— START Stored data —

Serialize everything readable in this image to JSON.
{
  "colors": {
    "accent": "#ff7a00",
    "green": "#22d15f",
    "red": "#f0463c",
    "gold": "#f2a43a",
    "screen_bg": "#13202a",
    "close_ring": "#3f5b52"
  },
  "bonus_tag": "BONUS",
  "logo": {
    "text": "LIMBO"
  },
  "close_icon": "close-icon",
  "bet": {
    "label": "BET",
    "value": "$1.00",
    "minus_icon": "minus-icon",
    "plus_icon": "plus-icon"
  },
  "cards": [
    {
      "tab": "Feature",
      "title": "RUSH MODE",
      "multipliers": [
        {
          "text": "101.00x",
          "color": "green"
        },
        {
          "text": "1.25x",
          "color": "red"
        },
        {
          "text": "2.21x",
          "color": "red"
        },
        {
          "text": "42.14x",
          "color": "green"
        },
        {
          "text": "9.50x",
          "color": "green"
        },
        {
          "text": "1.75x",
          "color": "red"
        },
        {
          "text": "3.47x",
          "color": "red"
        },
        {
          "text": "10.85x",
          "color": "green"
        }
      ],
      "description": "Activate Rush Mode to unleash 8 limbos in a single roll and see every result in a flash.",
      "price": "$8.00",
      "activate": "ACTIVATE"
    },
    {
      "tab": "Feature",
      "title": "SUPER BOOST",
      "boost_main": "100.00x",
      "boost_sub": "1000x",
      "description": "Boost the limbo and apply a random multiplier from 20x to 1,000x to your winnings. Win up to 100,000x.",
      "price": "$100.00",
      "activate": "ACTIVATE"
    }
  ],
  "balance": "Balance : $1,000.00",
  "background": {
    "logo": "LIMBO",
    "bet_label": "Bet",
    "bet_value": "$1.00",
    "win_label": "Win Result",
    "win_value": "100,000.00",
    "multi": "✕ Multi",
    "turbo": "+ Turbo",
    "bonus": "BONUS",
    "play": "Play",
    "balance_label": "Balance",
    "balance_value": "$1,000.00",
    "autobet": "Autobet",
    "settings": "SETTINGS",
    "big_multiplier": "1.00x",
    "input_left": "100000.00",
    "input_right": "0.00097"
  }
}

— END Stored data —
— START Stored data —

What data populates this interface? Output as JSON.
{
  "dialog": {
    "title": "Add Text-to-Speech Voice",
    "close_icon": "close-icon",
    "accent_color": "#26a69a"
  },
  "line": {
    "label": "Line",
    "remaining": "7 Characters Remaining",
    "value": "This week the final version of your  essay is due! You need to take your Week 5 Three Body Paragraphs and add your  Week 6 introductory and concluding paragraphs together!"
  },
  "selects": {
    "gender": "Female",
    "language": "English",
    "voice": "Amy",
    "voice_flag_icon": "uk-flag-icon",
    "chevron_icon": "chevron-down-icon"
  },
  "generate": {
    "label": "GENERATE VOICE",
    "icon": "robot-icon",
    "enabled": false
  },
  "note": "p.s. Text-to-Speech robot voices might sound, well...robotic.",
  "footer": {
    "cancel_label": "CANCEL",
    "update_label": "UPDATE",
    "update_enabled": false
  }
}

— END Stored data —

• _Stated goal_
Select and copy every line of the material that holds the string "title".

• _In response_
      "title": "RUSH MODE",
      "title": "SUPER BOOST",
    "title": "Add Text-to-Speech Voice",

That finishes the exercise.